(Dataset items)

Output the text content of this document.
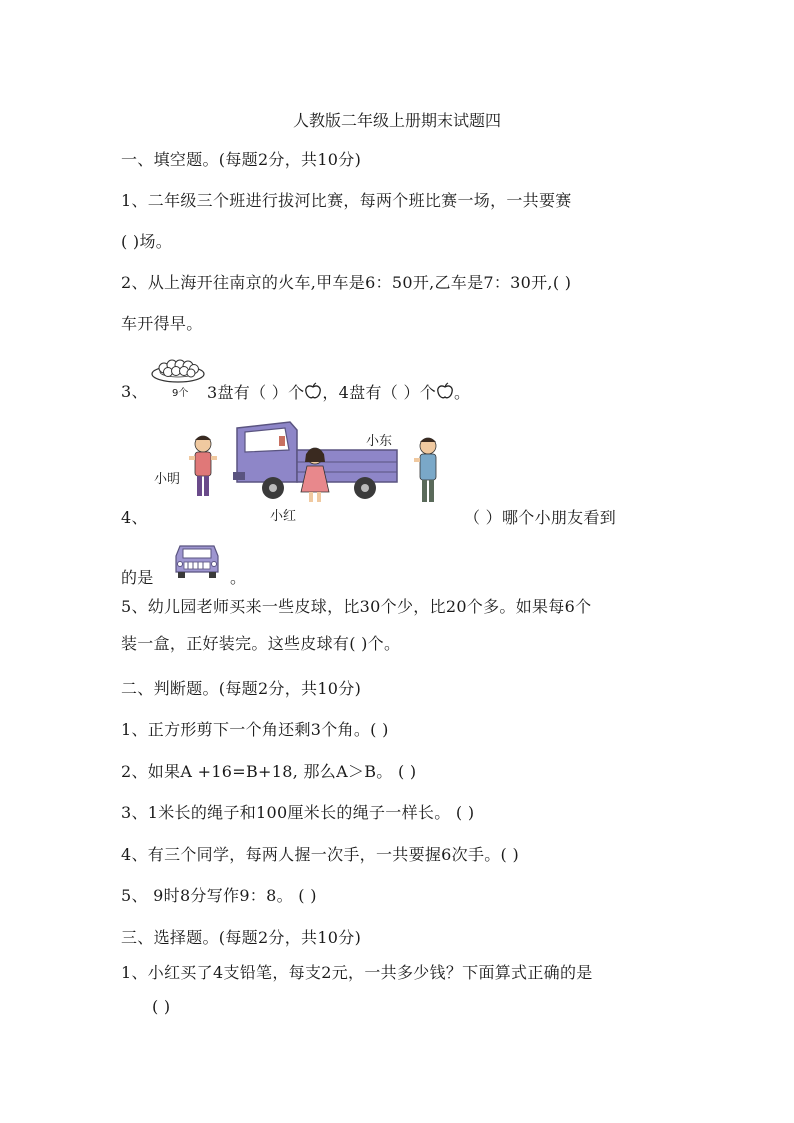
人教版二年级上册期末试题四
一、填空题。(每题2分，共10分)
1、二年级三个班进行拔河比赛，每两个班比赛一场，一共要赛
( )场。
2、从上海开往南京的火车,甲车是6：50开,乙车是7：30开,( )
车开得早。
3、 9个 3盘有（ ）个 ，4盘有（ ）个 。
小明
小东
小红
4、	（ ）哪个小朋友看到
的是	。
5、幼儿园老师买来一些皮球，比30个少，比20个多。如果每6个
装一盒，正好装完。这些皮球有( )个。
二、判断题。(每题2分，共10分)
1、正方形剪下一个角还剩3个角。( )
2、如果A +16=B+18, 那么A＞B。 ( )
3、1米长的绳子和100厘米长的绳子一样长。 ( )
4、有三个同学，每两人握一次手，一共要握6次手。( )
5、 9时8分写作9：8。 ( )
三、选择题。(每题2分，共10分)
1、小红买了4支铅笔，每支2元，一共多少钱？下面算式正确的是
( )
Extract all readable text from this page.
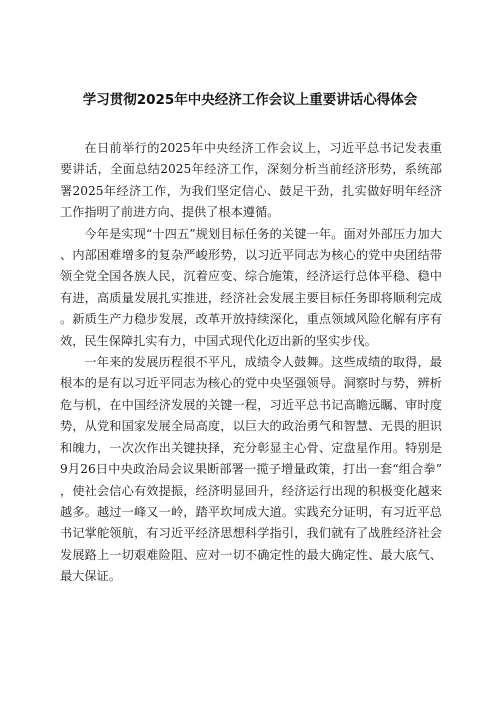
学习贯彻2025年中央经济工作会议上重要讲话心得体会

在日前举行的2025年中央经济工作会议上，习近平总书记发表重要讲话，全面总结2025年经济工作，深刻分析当前经济形势，系统部署2025年经济工作，为我们坚定信心、鼓足干劲，扎实做好明年经济工作指明了前进方向、提供了根本遵循。

今年是实现“十四五”规划目标任务的关键一年。面对外部压力加大、内部困难增多的复杂严峻形势，以习近平同志为核心的党中央团结带领全党全国各族人民，沉着应变、综合施策，经济运行总体平稳、稳中有进，高质量发展扎实推进，经济社会发展主要目标任务即将顺利完成。新质生产力稳步发展，改革开放持续深化，重点领域风险化解有序有效，民生保障扎实有力，中国式现代化迈出新的坚实步伐。

一年来的发展历程很不平凡，成绩令人鼓舞。这些成绩的取得，最根本的是有以习近平同志为核心的党中央坚强领导。洞察时与势，辨析危与机，在中国经济发展的关键一程，习近平总书记高瞻远瞩、审时度势，从党和国家发展全局高度，以巨大的政治勇气和智慧、无畏的胆识和魄力，一次次作出关键抉择，充分彰显主心骨、定盘星作用。特别是9月26日中央政治局会议果断部署一揽子增量政策，打出一套“组合拳”，使社会信心有效提振，经济明显回升，经济运行出现的积极变化越来越多。越过一峰又一岭，踏平坎坷成大道。实践充分证明，有习近平总书记掌舵领航，有习近平经济思想科学指引，我们就有了战胜经济社会发展路上一切艰难险阻、应对一切不确定性的最大确定性、最大底气、最大保证。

* Directions for this task: Retype exactly the lines from the one containing "Extract all readable text from this page." through the last line of the records above, both included, and leave out any pictures.

* Answer for this exercise:
Extract all readable text from this page.
学习贯彻2025年中央经济工作会议上重要讲话心得体会

在日前举行的2025年中央经济工作会议上，习近平总书记发表重要讲话，全面总结2025年经济工作，深刻分析当前经济形势，系统部署2025年经济工作，为我们坚定信心、鼓足干劲，扎实做好明年经济工作指明了前进方向、提供了根本遵循。

今年是实现“十四五”规划目标任务的关键一年。面对外部压力加大、内部困难增多的复杂严峻形势，以习近平同志为核心的党中央团结带领全党全国各族人民，沉着应变、综合施策，经济运行总体平稳、稳中有进，高质量发展扎实推进，经济社会发展主要目标任务即将顺利完成。新质生产力稳步发展，改革开放持续深化，重点领域风险化解有序有效，民生保障扎实有力，中国式现代化迈出新的坚实步伐。

一年来的发展历程很不平凡，成绩令人鼓舞。这些成绩的取得，最根本的是有以习近平同志为核心的党中央坚强领导。洞察时与势，辨析危与机，在中国经济发展的关键一程，习近平总书记高瞻远瞩、审时度势，从党和国家发展全局高度，以巨大的政治勇气和智慧、无畏的胆识和魄力，一次次作出关键抉择，充分彰显主心骨、定盘星作用。特别是9月26日中央政治局会议果断部署一揽子增量政策，打出一套“组合拳”，使社会信心有效提振，经济明显回升，经济运行出现的积极变化越来越多。越过一峰又一岭，踏平坎坷成大道。实践充分证明，有习近平总书记掌舵领航，有习近平经济思想科学指引，我们就有了战胜经济社会发展路上一切艰难险阻、应对一切不确定性的最大确定性、最大底气、最大保证。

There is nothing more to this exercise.